* _What is required_: From the plant growth-defense abstract below, return the stretch from "Results/Conclusions" through "in plant defense." word for word.
------ Text segment ------
Professor Division of Biological Sciences, University of Montana Missoula, Montana, United States
Background/Question/Methods
Plants have evolved a diverse array of defenses to protect themselves against herbivory. Defending against herbivores is thought to come at a cost to growth, resulting in negative correlations between growth and defense. Theory predicts two primary mechanisms should drive defense levels and tradeoffs: 1) resource availability should favor growth over defense and 2) herbivore pressure should increase defense. While growth-defense trade-offs are commonly documented across plant species, there is less support for trade-offs within species. Here we test the hypothesis that growth-defense should be negatively correlated across species but positively correlated within species. We collected seeds from species originating from low-resource (arid) grasslands in Montana and from high-resource (mesic) tallgrass prairies in Wisconsin. For a subset of species, we collected seed from populations that occur in each region. We grew plants in common gardens in each region in a reciprocal transplant experiment and measured plant growth, herbivore damage, and plant defensive traits.
Results/Conclusions
We found greater insect herbivore abundance and damage in the high- compared to low-resource region, supporting the hypothesis that herbivore pressure increases with resource availability. Across species, we found tradeoffs both across regions and across species within each region. The strength of the tradeoff was more strongly negative across species within the low-resource region, suggesting stressful environments may more strongly constrain growth-defense tradeoffs. Growth-defense correlations within species were mixed, with most intraspecific patterns exhibiting neutral to positive correlations. We will discuss the roles of putative defensive traits driving these patterns as well as implications for understanding drivers of variation in plant defense.
------ Dataset ------
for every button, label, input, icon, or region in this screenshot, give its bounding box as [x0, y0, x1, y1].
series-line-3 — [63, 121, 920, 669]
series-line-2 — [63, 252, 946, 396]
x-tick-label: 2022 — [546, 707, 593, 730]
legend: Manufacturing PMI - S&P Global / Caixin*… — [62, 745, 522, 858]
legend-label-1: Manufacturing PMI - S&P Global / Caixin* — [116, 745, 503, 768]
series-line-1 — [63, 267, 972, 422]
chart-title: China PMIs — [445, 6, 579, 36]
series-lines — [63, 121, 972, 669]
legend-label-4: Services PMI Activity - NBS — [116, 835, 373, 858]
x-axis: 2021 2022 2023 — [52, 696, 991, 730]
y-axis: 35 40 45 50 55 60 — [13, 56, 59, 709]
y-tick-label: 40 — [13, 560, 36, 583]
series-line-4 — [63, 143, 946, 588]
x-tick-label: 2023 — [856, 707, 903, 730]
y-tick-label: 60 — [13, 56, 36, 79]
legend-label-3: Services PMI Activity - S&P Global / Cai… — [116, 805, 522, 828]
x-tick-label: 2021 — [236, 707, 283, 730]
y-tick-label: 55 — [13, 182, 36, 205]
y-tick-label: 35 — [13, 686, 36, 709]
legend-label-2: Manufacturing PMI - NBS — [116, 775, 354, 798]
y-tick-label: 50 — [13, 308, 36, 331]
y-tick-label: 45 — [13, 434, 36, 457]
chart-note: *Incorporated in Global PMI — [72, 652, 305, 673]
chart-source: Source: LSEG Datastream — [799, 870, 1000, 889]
------
* _Exercise answer_:
Results/Conclusions
We found greater insect herbivore abundance and damage in the high- compared to low-resource region, supporting the hypothesis that herbivore pressure increases with resource availability. Across species, we found tradeoffs both across regions and across species within each region. The strength of the tradeoff was more strongly negative across species within the low-resource region, suggesting stressful environments may more strongly constrain growth-defense tradeoffs. Growth-defense correlations within species were mixed, with most intraspecific patterns exhibiting neutral to positive correlations. We will discuss the roles of putative defensive traits driving these patterns as well as implications for understanding drivers of variation in plant defense.